Problem description: Here are some records. Copy each one exactly.

Data supplied:
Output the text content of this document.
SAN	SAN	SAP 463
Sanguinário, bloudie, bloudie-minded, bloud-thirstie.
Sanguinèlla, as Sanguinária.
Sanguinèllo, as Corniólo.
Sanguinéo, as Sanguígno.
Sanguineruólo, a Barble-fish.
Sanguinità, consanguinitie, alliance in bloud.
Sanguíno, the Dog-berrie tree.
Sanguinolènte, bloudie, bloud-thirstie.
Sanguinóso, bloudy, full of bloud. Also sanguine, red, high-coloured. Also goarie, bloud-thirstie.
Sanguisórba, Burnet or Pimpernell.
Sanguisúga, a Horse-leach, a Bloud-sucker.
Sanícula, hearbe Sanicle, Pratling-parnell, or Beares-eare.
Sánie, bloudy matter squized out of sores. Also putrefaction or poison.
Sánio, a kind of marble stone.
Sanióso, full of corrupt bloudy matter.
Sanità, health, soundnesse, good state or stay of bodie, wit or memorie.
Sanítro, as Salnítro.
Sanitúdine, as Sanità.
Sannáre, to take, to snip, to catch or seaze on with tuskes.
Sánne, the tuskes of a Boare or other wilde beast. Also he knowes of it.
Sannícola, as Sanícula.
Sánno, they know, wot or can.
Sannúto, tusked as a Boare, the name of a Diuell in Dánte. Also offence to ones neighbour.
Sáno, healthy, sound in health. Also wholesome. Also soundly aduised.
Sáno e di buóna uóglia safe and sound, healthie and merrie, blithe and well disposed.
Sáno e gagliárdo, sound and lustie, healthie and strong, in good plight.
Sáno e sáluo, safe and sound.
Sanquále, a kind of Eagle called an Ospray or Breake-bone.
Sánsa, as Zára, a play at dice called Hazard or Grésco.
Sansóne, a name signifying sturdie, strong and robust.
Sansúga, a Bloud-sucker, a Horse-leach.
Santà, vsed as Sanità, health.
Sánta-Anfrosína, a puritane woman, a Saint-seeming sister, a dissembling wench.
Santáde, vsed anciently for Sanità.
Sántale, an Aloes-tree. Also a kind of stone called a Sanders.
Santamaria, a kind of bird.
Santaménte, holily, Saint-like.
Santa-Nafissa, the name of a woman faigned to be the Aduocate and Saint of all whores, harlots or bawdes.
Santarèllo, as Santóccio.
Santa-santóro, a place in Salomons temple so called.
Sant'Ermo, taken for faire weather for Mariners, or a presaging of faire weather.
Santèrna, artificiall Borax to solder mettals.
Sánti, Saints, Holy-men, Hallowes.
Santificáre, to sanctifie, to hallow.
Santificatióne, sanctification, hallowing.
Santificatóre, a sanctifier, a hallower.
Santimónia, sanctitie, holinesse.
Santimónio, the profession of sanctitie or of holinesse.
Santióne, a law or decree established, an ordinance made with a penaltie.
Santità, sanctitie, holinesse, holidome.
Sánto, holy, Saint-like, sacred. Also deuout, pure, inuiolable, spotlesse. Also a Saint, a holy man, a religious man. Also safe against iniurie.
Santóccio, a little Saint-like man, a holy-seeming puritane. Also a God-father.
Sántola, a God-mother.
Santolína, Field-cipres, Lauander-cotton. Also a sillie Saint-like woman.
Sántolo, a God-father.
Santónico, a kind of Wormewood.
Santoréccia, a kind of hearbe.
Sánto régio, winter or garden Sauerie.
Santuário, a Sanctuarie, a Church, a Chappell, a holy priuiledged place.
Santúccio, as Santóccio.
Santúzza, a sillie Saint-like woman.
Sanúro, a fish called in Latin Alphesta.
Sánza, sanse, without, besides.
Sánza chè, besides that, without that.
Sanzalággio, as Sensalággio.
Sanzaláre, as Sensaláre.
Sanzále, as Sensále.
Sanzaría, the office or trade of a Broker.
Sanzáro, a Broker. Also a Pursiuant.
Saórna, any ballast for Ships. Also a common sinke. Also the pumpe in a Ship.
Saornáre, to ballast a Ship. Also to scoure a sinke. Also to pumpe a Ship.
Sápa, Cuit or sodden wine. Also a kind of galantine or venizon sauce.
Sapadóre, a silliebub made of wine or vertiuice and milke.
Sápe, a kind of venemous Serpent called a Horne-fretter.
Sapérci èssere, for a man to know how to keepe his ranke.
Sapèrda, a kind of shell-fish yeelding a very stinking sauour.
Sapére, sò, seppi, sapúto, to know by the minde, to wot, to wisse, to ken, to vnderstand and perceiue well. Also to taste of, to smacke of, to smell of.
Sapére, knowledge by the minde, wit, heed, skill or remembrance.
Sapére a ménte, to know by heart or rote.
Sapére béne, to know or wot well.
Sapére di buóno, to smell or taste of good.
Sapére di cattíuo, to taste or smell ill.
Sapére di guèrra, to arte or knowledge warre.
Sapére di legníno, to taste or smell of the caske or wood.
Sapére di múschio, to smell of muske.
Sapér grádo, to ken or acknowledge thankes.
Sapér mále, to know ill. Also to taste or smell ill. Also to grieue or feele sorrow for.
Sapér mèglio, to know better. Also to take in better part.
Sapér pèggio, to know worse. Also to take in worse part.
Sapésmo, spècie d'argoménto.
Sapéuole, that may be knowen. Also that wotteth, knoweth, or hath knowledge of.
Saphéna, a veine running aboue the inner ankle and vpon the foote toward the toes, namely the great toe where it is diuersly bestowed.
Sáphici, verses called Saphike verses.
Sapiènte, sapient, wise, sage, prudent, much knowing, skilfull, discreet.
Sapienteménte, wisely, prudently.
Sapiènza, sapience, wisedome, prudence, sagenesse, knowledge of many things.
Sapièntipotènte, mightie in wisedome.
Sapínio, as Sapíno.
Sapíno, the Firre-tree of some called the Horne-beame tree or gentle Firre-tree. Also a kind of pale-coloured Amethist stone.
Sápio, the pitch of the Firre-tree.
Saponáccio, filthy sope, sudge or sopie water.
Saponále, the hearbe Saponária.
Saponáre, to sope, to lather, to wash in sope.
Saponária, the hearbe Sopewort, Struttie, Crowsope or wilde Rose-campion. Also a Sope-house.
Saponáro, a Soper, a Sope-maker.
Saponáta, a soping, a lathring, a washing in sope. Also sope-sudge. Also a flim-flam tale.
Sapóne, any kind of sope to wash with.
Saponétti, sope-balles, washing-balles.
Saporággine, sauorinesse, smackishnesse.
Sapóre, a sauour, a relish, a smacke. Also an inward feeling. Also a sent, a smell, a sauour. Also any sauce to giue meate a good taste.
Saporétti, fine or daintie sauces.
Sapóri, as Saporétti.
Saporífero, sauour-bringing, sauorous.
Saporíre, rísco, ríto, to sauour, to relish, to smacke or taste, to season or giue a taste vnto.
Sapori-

Output:
Output the text content of this document.
SAN	SAN	SAP 463
Sanguinário, bloudie, bloudie-minded, bloud-thirstie.
Sanguinèlla, as Sanguinária.
Sanguinèllo, as Corniólo.
Sanguinéo, as Sanguígno.
Sanguineruólo, a Barble-fish.
Sanguinità, consanguinitie, alliance in bloud.
Sanguíno, the Dog-berrie tree.
Sanguinolènte, bloudie, bloud-thirstie.
Sanguinóso, bloudy, full of bloud. Also sanguine, red, high-coloured. Also goarie, bloud-thirstie.
Sanguisórba, Burnet or Pimpernell.
Sanguisúga, a Horse-leach, a Bloud-sucker.
Sanícula, hearbe Sanicle, Pratling-parnell, or Beares-eare.
Sánie, bloudy matter squized out of sores. Also putrefaction or poison.
Sánio, a kind of marble stone.
Sanióso, full of corrupt bloudy matter.
Sanità, health, soundnesse, good state or stay of bodie, wit or memorie.
Sanítro, as Salnítro.
Sanitúdine, as Sanità.
Sannáre, to take, to snip, to catch or seaze on with tuskes.
Sánne, the tuskes of a Boare or other wilde beast. Also he knowes of it.
Sannícola, as Sanícula.
Sánno, they know, wot or can.
Sannúto, tusked as a Boare, the name of a Diuell in Dánte. Also offence to ones neighbour.
Sáno, healthy, sound in health. Also wholesome. Also soundly aduised.
Sáno e di buóna uóglia safe and sound, healthie and merrie, blithe and well disposed.
Sáno e gagliárdo, sound and lustie, healthie and strong, in good plight.
Sáno e sáluo, safe and sound.
Sanquále, a kind of Eagle called an Ospray or Breake-bone.
Sánsa, as Zára, a play at dice called Hazard or Grésco.
Sansóne, a name signifying sturdie, strong and robust.
Sansúga, a Bloud-sucker, a Horse-leach.
Santà, vsed as Sanità, health.
Sánta-Anfrosína, a puritane woman, a Saint-seeming sister, a dissembling wench.
Santáde, vsed anciently for Sanità.
Sántale, an Aloes-tree. Also a kind of stone called a Sanders.
Santamaria, a kind of bird.
Santaménte, holily, Saint-like.
Santa-Nafissa, the name of a woman faigned to be the Aduocate and Saint of all whores, harlots or bawdes.
Santarèllo, as Santóccio.
Santa-santóro, a place in Salomons temple so called.
Sant'Ermo, taken for faire weather for Mariners, or a presaging of faire weather.
Santèrna, artificiall Borax to solder mettals.
Sánti, Saints, Holy-men, Hallowes.
Santificáre, to sanctifie, to hallow.
Santificatióne, sanctification, hallowing.
Santificatóre, a sanctifier, a hallower.
Santimónia, sanctitie, holinesse.
Santimónio, the profession of sanctitie or of holinesse.
Santióne, a law or decree established, an ordinance made with a penaltie.
Santità, sanctitie, holinesse, holidome.
Sánto, holy, Saint-like, sacred. Also deuout, pure, inuiolable, spotlesse. Also a Saint, a holy man, a religious man. Also safe against iniurie.
Santóccio, a little Saint-like man, a holy-seeming puritane. Also a God-father.
Sántola, a God-mother.
Santolína, Field-cipres, Lauander-cotton. Also a sillie Saint-like woman.
Sántolo, a God-father.
Santónico, a kind of Wormewood.
Santoréccia, a kind of hearbe.
Sánto régio, winter or garden Sauerie.
Santuário, a Sanctuarie, a Church, a Chappell, a holy priuiledged place.
Santúccio, as Santóccio.
Santúzza, a sillie Saint-like woman.
Sanúro, a fish called in Latin Alphesta.
Sánza, sanse, without, besides.
Sánza chè, besides that, without that.
Sanzalággio, as Sensalággio.
Sanzaláre, as Sensaláre.
Sanzále, as Sensále.
Sanzaría, the office or trade of a Broker.
Sanzáro, a Broker. Also a Pursiuant.
Saórna, any ballast for Ships. Also a common sinke. Also the pumpe in a Ship.
Saornáre, to ballast a Ship. Also to scoure a sinke. Also to pumpe a Ship.
Sápa, Cuit or sodden wine. Also a kind of galantine or venizon sauce.
Sapadóre, a silliebub made of wine or vertiuice and milke.
Sápe, a kind of venemous Serpent called a Horne-fretter.
Sapérci èssere, for a man to know how to keepe his ranke.
Sapèrda, a kind of shell-fish yeelding a very stinking sauour.
Sapére, sò, seppi, sapúto, to know by the minde, to wot, to wisse, to ken, to vnderstand and perceiue well. Also to taste of, to smacke of, to smell of.
Sapére, knowledge by the minde, wit, heed, skill or remembrance.
Sapére a ménte, to know by heart or rote.
Sapére béne, to know or wot well.
Sapére di buóno, to smell or taste of good.
Sapére di cattíuo, to taste or smell ill.
Sapére di guèrra, to arte or knowledge warre.
Sapére di legníno, to taste or smell of the caske or wood.
Sapére di múschio, to smell of muske.
Sapér grádo, to ken or acknowledge thankes.
Sapér mále, to know ill. Also to taste or smell ill. Also to grieue or feele sorrow for.
Sapér mèglio, to know better. Also to take in better part.
Sapér pèggio, to know worse. Also to take in worse part.
Sapésmo, spècie d'argoménto.
Sapéuole, that may be knowen. Also that wotteth, knoweth, or hath knowledge of.
Saphéna, a veine running aboue the inner ankle and vpon the foote toward the toes, namely the great toe where it is diuersly bestowed.
Sáphici, verses called Saphike verses.
Sapiènte, sapient, wise, sage, prudent, much knowing, skilfull, discreet.
Sapienteménte, wisely, prudently.
Sapiènza, sapience, wisedome, prudence, sagenesse, knowledge of many things.
Sapièntipotènte, mightie in wisedome.
Sapínio, as Sapíno.
Sapíno, the Firre-tree of some called the Horne-beame tree or gentle Firre-tree. Also a kind of pale-coloured Amethist stone.
Sápio, the pitch of the Firre-tree.
Saponáccio, filthy sope, sudge or sopie water.
Saponále, the hearbe Saponária.
Saponáre, to sope, to lather, to wash in sope.
Saponária, the hearbe Sopewort, Struttie, Crowsope or wilde Rose-campion. Also a Sope-house.
Saponáro, a Soper, a Sope-maker.
Saponáta, a soping, a lathring, a washing in sope. Also sope-sudge. Also a flim-flam tale.
Sapóne, any kind of sope to wash with.
Saponétti, sope-balles, washing-balles.
Saporággine, sauorinesse, smackishnesse.
Sapóre, a sauour, a relish, a smacke. Also an inward feeling. Also a sent, a smell, a sauour. Also any sauce to giue meate a good taste.
Saporétti, fine or daintie sauces.
Sapóri, as Saporétti.
Saporífero, sauour-bringing, sauorous.
Saporíre, rísco, ríto, to sauour, to relish, to smacke or taste, to season or giue a taste vnto.
Sapori-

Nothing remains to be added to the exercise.